> _What the task asks_: Reproduce the line that holds "OCR this image." together with all the lines after it up to the end of the entries.

━━━━━━━━━━━━━━━━

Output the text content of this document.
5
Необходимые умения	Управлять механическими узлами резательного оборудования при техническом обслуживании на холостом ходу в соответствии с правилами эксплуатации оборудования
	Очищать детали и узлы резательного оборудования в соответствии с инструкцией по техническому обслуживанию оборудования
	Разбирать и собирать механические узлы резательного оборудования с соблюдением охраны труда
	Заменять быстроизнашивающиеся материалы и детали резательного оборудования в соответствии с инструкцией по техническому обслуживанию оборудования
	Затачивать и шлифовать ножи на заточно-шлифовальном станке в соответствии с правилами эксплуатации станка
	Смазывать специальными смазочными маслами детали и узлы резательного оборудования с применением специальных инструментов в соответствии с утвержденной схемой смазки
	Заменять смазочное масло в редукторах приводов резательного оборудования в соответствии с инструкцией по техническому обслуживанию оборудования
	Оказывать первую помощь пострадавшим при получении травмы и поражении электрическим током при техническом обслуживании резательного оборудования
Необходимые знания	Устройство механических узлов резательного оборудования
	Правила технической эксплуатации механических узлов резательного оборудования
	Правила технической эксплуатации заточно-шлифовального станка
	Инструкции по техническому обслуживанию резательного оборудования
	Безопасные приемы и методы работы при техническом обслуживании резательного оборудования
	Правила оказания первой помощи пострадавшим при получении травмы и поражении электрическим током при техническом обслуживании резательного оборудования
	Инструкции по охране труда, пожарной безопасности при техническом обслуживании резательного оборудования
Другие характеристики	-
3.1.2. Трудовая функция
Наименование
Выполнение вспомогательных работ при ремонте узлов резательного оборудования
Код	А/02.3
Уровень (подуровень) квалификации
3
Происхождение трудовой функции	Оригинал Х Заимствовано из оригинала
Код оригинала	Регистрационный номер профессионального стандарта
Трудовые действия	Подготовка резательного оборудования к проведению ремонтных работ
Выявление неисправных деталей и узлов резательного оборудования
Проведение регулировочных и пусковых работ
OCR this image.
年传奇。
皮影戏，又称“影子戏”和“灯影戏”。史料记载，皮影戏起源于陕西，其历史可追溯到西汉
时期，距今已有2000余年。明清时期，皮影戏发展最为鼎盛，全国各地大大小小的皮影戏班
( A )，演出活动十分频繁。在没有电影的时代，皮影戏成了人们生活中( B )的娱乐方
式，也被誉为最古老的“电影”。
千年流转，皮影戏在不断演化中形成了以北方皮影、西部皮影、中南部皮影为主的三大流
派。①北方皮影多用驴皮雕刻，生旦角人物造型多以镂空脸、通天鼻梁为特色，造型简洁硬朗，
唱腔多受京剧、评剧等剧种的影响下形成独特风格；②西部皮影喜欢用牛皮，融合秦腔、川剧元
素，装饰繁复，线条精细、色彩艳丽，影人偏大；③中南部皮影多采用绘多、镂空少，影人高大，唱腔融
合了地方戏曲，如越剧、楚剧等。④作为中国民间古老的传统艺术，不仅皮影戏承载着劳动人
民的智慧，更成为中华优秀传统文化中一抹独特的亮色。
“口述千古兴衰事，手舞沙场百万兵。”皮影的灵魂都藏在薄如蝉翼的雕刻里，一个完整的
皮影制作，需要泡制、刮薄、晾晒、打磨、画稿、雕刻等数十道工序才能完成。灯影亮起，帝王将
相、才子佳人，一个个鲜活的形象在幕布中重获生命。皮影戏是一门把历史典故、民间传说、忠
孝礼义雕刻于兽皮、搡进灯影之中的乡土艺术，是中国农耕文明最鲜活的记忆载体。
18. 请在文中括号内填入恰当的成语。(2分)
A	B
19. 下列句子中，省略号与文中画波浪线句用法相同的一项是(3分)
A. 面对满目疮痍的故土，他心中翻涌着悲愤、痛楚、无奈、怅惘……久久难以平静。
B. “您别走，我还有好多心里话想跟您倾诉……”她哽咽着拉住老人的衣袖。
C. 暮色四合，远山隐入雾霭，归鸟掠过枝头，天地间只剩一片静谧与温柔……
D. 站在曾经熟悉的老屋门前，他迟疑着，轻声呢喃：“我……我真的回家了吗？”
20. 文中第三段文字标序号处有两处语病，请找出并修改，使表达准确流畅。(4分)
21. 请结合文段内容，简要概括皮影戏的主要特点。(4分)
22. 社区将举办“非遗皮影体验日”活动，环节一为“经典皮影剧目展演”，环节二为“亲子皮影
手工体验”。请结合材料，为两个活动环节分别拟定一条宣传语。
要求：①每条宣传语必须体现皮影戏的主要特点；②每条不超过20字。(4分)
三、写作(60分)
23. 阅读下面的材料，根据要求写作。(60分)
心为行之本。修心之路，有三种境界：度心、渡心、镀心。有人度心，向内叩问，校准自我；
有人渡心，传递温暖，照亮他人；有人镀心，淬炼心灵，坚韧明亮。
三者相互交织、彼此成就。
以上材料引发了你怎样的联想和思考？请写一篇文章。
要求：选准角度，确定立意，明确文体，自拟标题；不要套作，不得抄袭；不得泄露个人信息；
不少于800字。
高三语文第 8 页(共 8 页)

━━━━━━━━━━━━━━━━

> _Full response_:
OCR this image.
年传奇。
皮影戏，又称“影子戏”和“灯影戏”。史料记载，皮影戏起源于陕西，其历史可追溯到西汉
时期，距今已有2000余年。明清时期，皮影戏发展最为鼎盛，全国各地大大小小的皮影戏班
( A )，演出活动十分频繁。在没有电影的时代，皮影戏成了人们生活中( B )的娱乐方
式，也被誉为最古老的“电影”。
千年流转，皮影戏在不断演化中形成了以北方皮影、西部皮影、中南部皮影为主的三大流
派。①北方皮影多用驴皮雕刻，生旦角人物造型多以镂空脸、通天鼻梁为特色，造型简洁硬朗，
唱腔多受京剧、评剧等剧种的影响下形成独特风格；②西部皮影喜欢用牛皮，融合秦腔、川剧元
素，装饰繁复，线条精细、色彩艳丽，影人偏大；③中南部皮影多采用绘多、镂空少，影人高大，唱腔融
合了地方戏曲，如越剧、楚剧等。④作为中国民间古老的传统艺术，不仅皮影戏承载着劳动人
民的智慧，更成为中华优秀传统文化中一抹独特的亮色。
“口述千古兴衰事，手舞沙场百万兵。”皮影的灵魂都藏在薄如蝉翼的雕刻里，一个完整的
皮影制作，需要泡制、刮薄、晾晒、打磨、画稿、雕刻等数十道工序才能完成。灯影亮起，帝王将
相、才子佳人，一个个鲜活的形象在幕布中重获生命。皮影戏是一门把历史典故、民间传说、忠
孝礼义雕刻于兽皮、搡进灯影之中的乡土艺术，是中国农耕文明最鲜活的记忆载体。
18. 请在文中括号内填入恰当的成语。(2分)
A	B
19. 下列句子中，省略号与文中画波浪线句用法相同的一项是(3分)
A. 面对满目疮痍的故土，他心中翻涌着悲愤、痛楚、无奈、怅惘……久久难以平静。
B. “您别走，我还有好多心里话想跟您倾诉……”她哽咽着拉住老人的衣袖。
C. 暮色四合，远山隐入雾霭，归鸟掠过枝头，天地间只剩一片静谧与温柔……
D. 站在曾经熟悉的老屋门前，他迟疑着，轻声呢喃：“我……我真的回家了吗？”
20. 文中第三段文字标序号处有两处语病，请找出并修改，使表达准确流畅。(4分)
21. 请结合文段内容，简要概括皮影戏的主要特点。(4分)
22. 社区将举办“非遗皮影体验日”活动，环节一为“经典皮影剧目展演”，环节二为“亲子皮影
手工体验”。请结合材料，为两个活动环节分别拟定一条宣传语。
要求：①每条宣传语必须体现皮影戏的主要特点；②每条不超过20字。(4分)
三、写作(60分)
23. 阅读下面的材料，根据要求写作。(60分)
心为行之本。修心之路，有三种境界：度心、渡心、镀心。有人度心，向内叩问，校准自我；
有人渡心，传递温暖，照亮他人；有人镀心，淬炼心灵，坚韧明亮。
三者相互交织、彼此成就。
以上材料引发了你怎样的联想和思考？请写一篇文章。
要求：选准角度，确定立意，明确文体，自拟标题；不要套作，不得抄袭；不得泄露个人信息；
不少于800字。
高三语文第 8 页(共 8 页)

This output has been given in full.